## Begin Data

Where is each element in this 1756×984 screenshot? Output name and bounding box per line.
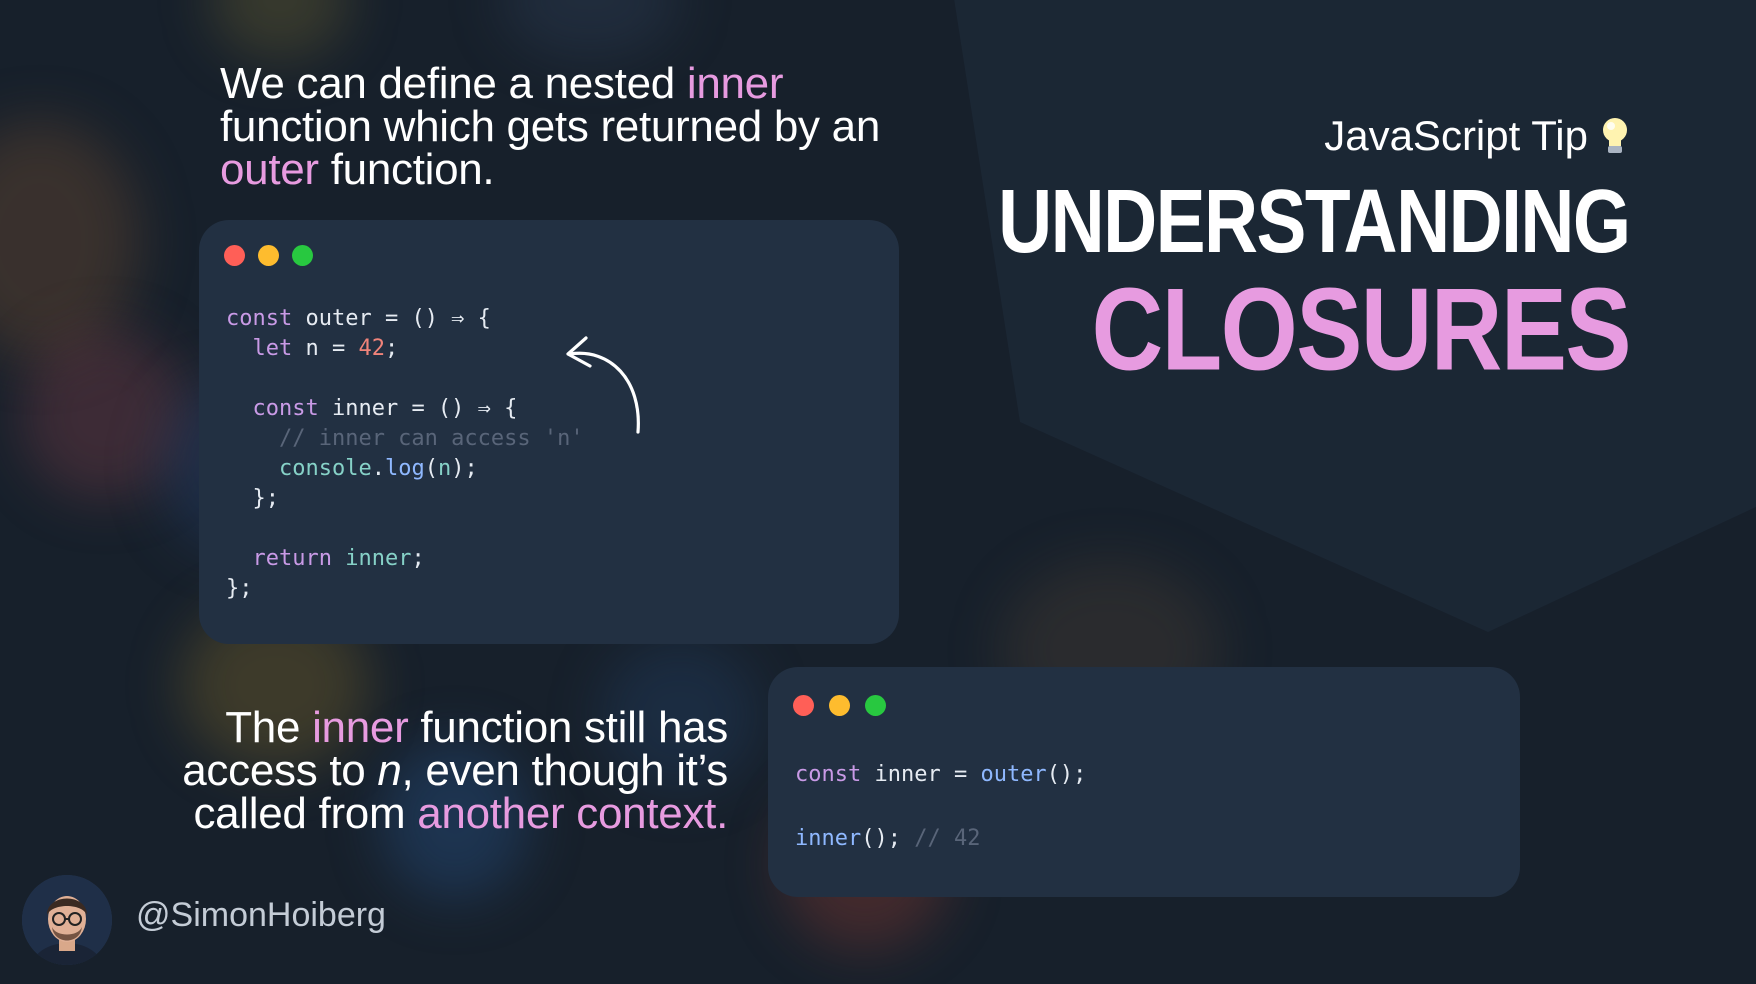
code-line: const outer = () ⇒ { [226,304,584,334]
bokeh-light [210,0,350,60]
note-highlight-context: another context. [417,789,728,838]
code-token: inner = () ⇒ { [331,396,518,421]
code-line: console.log(n); [226,454,584,484]
intro-highlight-outer: outer [220,145,319,194]
code-token: n [437,456,452,481]
code-token: console [226,456,372,481]
code-line: // inner can access 'n' [226,424,584,454]
code-line: const inner = outer(); [795,759,1086,791]
code-token: (); [1046,762,1087,787]
code-window-usage: const inner = outer(); inner(); // 42 [768,667,1520,897]
code-line: }; [226,574,584,604]
code-line: return inner; [226,544,584,574]
curved-arrow-icon [566,336,640,434]
code-token: const [226,306,306,331]
code-token: 42 [358,336,385,361]
intro-text-part: We can define a nested [220,59,687,108]
code-line: let n = 42; [226,334,584,364]
code-token: inner = [874,762,981,787]
close-dot-icon [793,695,814,716]
code-token: ; [411,546,425,571]
author-handle[interactable]: @SimonHoiberg [136,896,386,935]
intro-text-part: function. [318,145,495,194]
note-highlight-inner: inner [312,703,409,752]
bokeh-light [500,0,680,60]
code-token: const [795,762,875,787]
note-text-part: The [225,703,313,752]
code-token: . [371,456,385,481]
code-window-outer: const outer = () ⇒ { let n = 42; const i… [199,220,899,644]
code-token: ( [424,456,438,481]
code-block: const inner = outer(); inner(); // 42 [795,759,1086,855]
code-line: }; [226,484,584,514]
code-token: let [226,336,306,361]
code-block: const outer = () ⇒ { let n = 42; const i… [226,304,584,604]
note-italic-n: n [377,746,402,795]
code-line: const inner = () ⇒ { [226,394,584,424]
code-token: log [384,456,425,481]
code-token: outer [980,762,1047,787]
minimize-dot-icon [829,695,850,716]
window-controls [793,695,886,716]
code-token: ); [451,456,478,481]
code-token: outer = () ⇒ { [305,306,491,331]
code-token: const [226,396,332,421]
intro-text-part: function which gets returned by an [220,102,880,151]
code-token: inner [345,546,412,571]
code-token: }; [226,576,253,601]
avatar [22,875,112,965]
bokeh-light [0,120,140,360]
lightbulb-icon [1603,118,1627,153]
close-dot-icon [224,245,245,266]
maximize-dot-icon [292,245,313,266]
code-token: (); [861,826,915,851]
note-text: The inner function still has access to n… [120,703,728,838]
tip-label: JavaScript Tip [1324,112,1630,160]
code-token: inner [795,826,862,851]
intro-text: We can define a nested inner function wh… [220,59,940,194]
code-token: // 42 [914,826,981,851]
code-token: n = [305,336,359,361]
intro-highlight-inner: inner [686,59,784,108]
code-line: inner(); // 42 [795,823,1086,855]
code-token: // inner can access 'n' [226,426,584,451]
minimize-dot-icon [258,245,279,266]
code-token: }; [226,486,279,511]
tip-label-text: JavaScript Tip [1324,112,1588,159]
code-token: return [226,546,346,571]
window-controls [224,245,313,266]
code-token: ; [384,336,399,361]
author-portrait [22,875,112,965]
maximize-dot-icon [865,695,886,716]
title-line-2: CLOSURES [1091,265,1632,395]
title-line-1: UNDERSTANDING [998,171,1632,272]
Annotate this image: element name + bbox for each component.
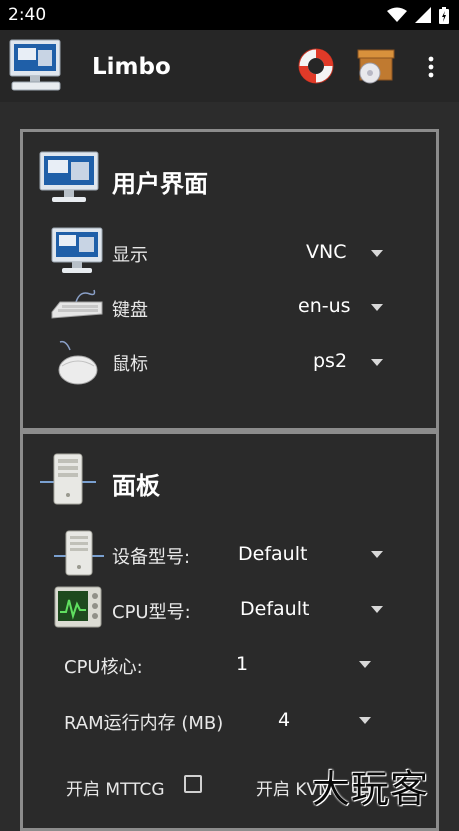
- display-value: VNC: [306, 241, 347, 263]
- keyboard-select[interactable]: en-us: [290, 292, 390, 322]
- ram-select[interactable]: 4: [270, 704, 376, 736]
- signal-icon: [415, 7, 431, 23]
- install-package-icon[interactable]: [356, 46, 396, 86]
- mttcg-checkbox[interactable]: [184, 775, 202, 793]
- chevron-down-icon: [371, 606, 383, 613]
- display-select[interactable]: VNC: [290, 238, 390, 268]
- machine-type-icon: [54, 530, 104, 576]
- keyboard-value: en-us: [298, 295, 351, 317]
- board-section-title: 面板: [112, 472, 160, 500]
- watermark-logo: 大玩客: [312, 767, 430, 811]
- mouse-value: ps2: [313, 350, 348, 372]
- display-icon: [51, 227, 103, 273]
- ram-label: RAM运行内存 (MB): [64, 713, 224, 734]
- cpu-monitor-icon: [54, 586, 102, 628]
- computer-logo-icon: [9, 39, 61, 91]
- display-label: 显示: [112, 245, 148, 266]
- keyboard-label: 键盘: [112, 300, 148, 321]
- status-time: 2:40: [8, 5, 47, 25]
- ram-value: 4: [278, 709, 291, 731]
- user-interface-icon: [39, 151, 99, 202]
- help-lifebuoy-icon[interactable]: [296, 46, 336, 86]
- chevron-down-icon: [371, 304, 383, 311]
- ui-section-title: 用户界面: [112, 170, 208, 198]
- mouse-select[interactable]: ps2: [290, 347, 390, 377]
- app-title: Limbo: [92, 54, 171, 80]
- cpu-model-label: CPU型号:: [112, 602, 191, 623]
- chevron-down-icon: [359, 661, 371, 668]
- battery-icon: [439, 6, 449, 24]
- machine-type-select[interactable]: Default: [232, 538, 392, 570]
- board-server-icon: [40, 453, 96, 505]
- machine-type-label: 设备型号:: [112, 547, 191, 568]
- cpu-model-select[interactable]: Default: [232, 593, 392, 625]
- machine-type-value: Default: [238, 543, 308, 565]
- status-icons: [387, 6, 449, 24]
- overflow-menu-icon[interactable]: [426, 55, 436, 79]
- chevron-down-icon: [371, 250, 383, 257]
- cpu-cores-select[interactable]: 1: [226, 648, 376, 680]
- chevron-down-icon: [371, 359, 383, 366]
- cpu-cores-value: 1: [236, 653, 249, 675]
- wifi-icon: [387, 7, 407, 22]
- chevron-down-icon: [371, 551, 383, 558]
- mttcg-label: 开启 MTTCG: [66, 780, 165, 800]
- mouse-label: 鼠标: [112, 354, 148, 375]
- cpu-cores-label: CPU核心:: [64, 657, 143, 678]
- keyboard-icon: [51, 289, 103, 319]
- cpu-model-value: Default: [240, 598, 310, 620]
- mouse-icon: [58, 340, 98, 385]
- chevron-down-icon: [359, 717, 371, 724]
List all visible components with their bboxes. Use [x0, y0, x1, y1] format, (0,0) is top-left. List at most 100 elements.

## End Data

■ Given problem
Convert all of the data above into a JSON list of strings, with one string for each line and blank lines omitted. Leave the pictures out.

■ Output of the task
[
  "Where is each element in this 1756×984 screenshot? Output name and bounding box per line.",
  "code-line: const outer = () ⇒ { [226,304,584,334]",
  "bokeh-light [210,0,350,60]",
  "note-highlight-context: another context. [417,789,728,838]",
  "code-token: inner = () ⇒ { [331,396,518,421]",
  "code-line: console.log(n); [226,454,584,484]",
  "intro-highlight-outer: outer [220,145,319,194]",
  "code-token: n [437,456,452,481]",
  "code-token: console [226,456,372,481]",
  "code-line: // inner can access 'n' [226,424,584,454]",
  "code-line: const inner = outer(); [795,759,1086,791]",
  "code-token: (); [1046,762,1087,787]",
  "code-window-usage: const inner = outer(); inner(); // 42 [768,667,1520,897]",
  "code-line: }; [226,574,584,604]",
  "code-line: return inner; [226,544,584,574]",
  "curved-arrow-icon [566,336,640,434]",
  "code-token: const [226,306,306,331]",
  "code-token: 42 [358,336,385,361]",
  "intro-text-part: We can define a nested [220,59,687,108]",
  "code-line: let n = 42; [226,334,584,364]",
  "code-token: inner = [874,762,981,787]",
  "close-dot-icon [793,695,814,716]",
  "code-token: ; [411,546,425,571]",
  "author-handle[interactable]: @SimonHoiberg [136,896,386,935]",
  "intro-text-part: function. [318,145,495,194]",
  "note-highlight-inner: inner [312,703,409,752]",
  "bokeh-light [500,0,680,60]",
  "code-token: const [795,762,875,787]",
  "note-text-part: The [225,703,313,752]",
  "code-token: . [371,456,385,481]",
  "code-window-outer: const outer = () ⇒ { let n = 42; const i… [199,220,899,644]",
  "code-token: ( [424,456,438,481]",
  "code-block: const inner = outer(); inner(); // 42 [795,759,1086,855]",
  "code-line: }; [226,484,584,514]",
  "code-token: let [226,336,306,361]",
  "code-block: const outer = () ⇒ { let n = 42; const i… [226,304,584,604]",
  "note-italic-n: n [377,746,402,795]",
  "code-line: const inner = () ⇒ { [226,394,584,424]",
  "code-token: log [384,456,425,481]",
  "code-token: outer [980,762,1047,787]",
  "minimize-dot-icon [829,695,850,716]",
  "window-controls [793,695,886,716]",
  "code-token: ); [451,456,478,481]",
  "code-token: outer = () ⇒ { [305,306,491,331]",
  "code-token: const [226,396,332,421]",
  "intro-text-part: function which gets returned by an [220,102,880,151]",
  "code-token: inner [345,546,412,571]",
  "code-token: }; [226,576,253,601]",
  "avatar [22,875,112,965]",
  "bokeh-light [0,120,140,360]",
  "lightbulb-icon [1603,118,1627,153]",
  "close-dot-icon [224,245,245,266]",
  "maximize-dot-icon [292,245,313,266]",
  "code-token: (); [861,826,915,851]",
  "note-text: The inner function still has access to n… [120,703,728,838]",
  "tip-label: JavaScript Tip [1324,112,1630,160]",
  "code-token: inner [795,826,862,851]",
  "intro-text: We can define a nested inner function wh… [220,59,940,194]",
  "code-token: // 42 [914,826,981,851]",
  "code-token: n = [305,336,359,361]",
  "intro-highlight-inner: inner [686,59,784,108]",
  "code-line: inner(); // 42 [795,823,1086,855]",
  "code-token: // inner can access 'n' [226,426,584,451]",
  "minimize-dot-icon [258,245,279,266]",
  "code-token: }; [226,486,279,511]",
  "tip-label-text: JavaScript Tip [1324,112,1588,159]",
  "code-token: return [226,546,346,571]",
  "window-controls [224,245,313,266]",
  "code-token: ; [384,336,399,361]",
  "author-portrait [22,875,112,965]",
  "maximize-dot-icon [865,695,886,716]",
  "title-line-2: CLOSURES [1091,265,1632,395]",
  "title-line-1: UNDERSTANDING [998,171,1632,272]",
  "Annotate this image: element name + bbox for each component.",
  "- display-value: VNC: [306, 241, 347, 263]",
  "- keyboard-select[interactable]: en-us: [290, 292, 390, 322]",
  "- ram-select[interactable]: 4: [270, 704, 376, 736]",
  "- signal-icon: [415, 7, 431, 23]",
  "- install-package-icon[interactable]: [356, 46, 396, 86]",
  "- mttcg-checkbox[interactable]: [184, 775, 202, 793]",
  "- chevron-down-icon: [371, 606, 383, 613]",
  "- display-select[interactable]: VNC: [290, 238, 390, 268]",
  "- machine-type-icon: [54, 530, 104, 576]",
  "- keyboard-value: en-us: [298, 295, 351, 317]",
  "- board-section-title: 面板: [112, 472, 160, 500]",
  "- watermark-logo: 大玩客: [312, 767, 430, 811]",
  "- mouse-value: ps2: [313, 350, 348, 372]",
  "- display-icon: [51, 227, 103, 273]",
  "- ram-label: RAM运行内存 (MB): [64, 713, 224, 734]",
  "- cpu-monitor-icon: [54, 586, 102, 628]",
  "- computer-logo-icon: [9, 39, 61, 91]",
  "- display-label: 显示: [112, 245, 148, 266]",
  "- keyboard-label: 键盘: [112, 300, 148, 321]",
  "- status-time: 2:40: [8, 5, 47, 25]",
  "- ram-value: 4: [278, 709, 291, 731]",
  "- user-interface-icon: [39, 151, 99, 202]",
  "- help-lifebuoy-icon[interactable]: [296, 46, 336, 86]",
  "- chevron-down-icon: [371, 304, 383, 311]",
  "- ui-section-title: 用户界面: [112, 170, 208, 198]",
  "- mouse-select[interactable]: ps2: [290, 347, 390, 377]",
  "- app-title: Limbo: [92, 54, 171, 80]",
  "- cpu-model-label: CPU型号:: [112, 602, 191, 623]",
  "- chevron-down-icon: [359, 661, 371, 668]",
  "- battery-icon: [439, 6, 449, 24]",
  "- machine-type-select[interactable]: Default: [232, 538, 392, 570]",
  "- board-server-icon: [40, 453, 96, 505]",
  "- machine-type-label: 设备型号:: [112, 547, 191, 568]",
  "- cpu-model-select[interactable]: Default: [232, 593, 392, 625]",
  "- machine-type-value: Default: [238, 543, 308, 565]",
  "- status-icons: [387, 6, 449, 24]",
  "- overflow-menu-icon[interactable]: [426, 55, 436, 79]",
  "- chevron-down-icon: [371, 250, 383, 257]",
  "- cpu-cores-select[interactable]: 1: [226, 648, 376, 680]",
  "- chevron-down-icon: [371, 359, 383, 366]",
  "- cpu-cores-value: 1: [236, 653, 249, 675]",
  "- wifi-icon: [387, 7, 407, 22]",
  "- chevron-down-icon: [371, 551, 383, 558]",
  "- mttcg-label: 开启 MTTCG: [66, 780, 165, 800]",
  "- mouse-label: 鼠标: [112, 354, 148, 375]",
  "- cpu-cores-label: CPU核心:: [64, 657, 143, 678]",
  "- keyboard-icon: [51, 289, 103, 319]",
  "- cpu-model-value: Default: [240, 598, 310, 620]",
  "- mouse-icon: [58, 340, 98, 385]",
  "- chevron-down-icon: [359, 717, 371, 724]",
  "List all visible components with their bboxes. Use [x0, y0, x1, y1] format, (0,0) is top-left. List at most 100 elements."
]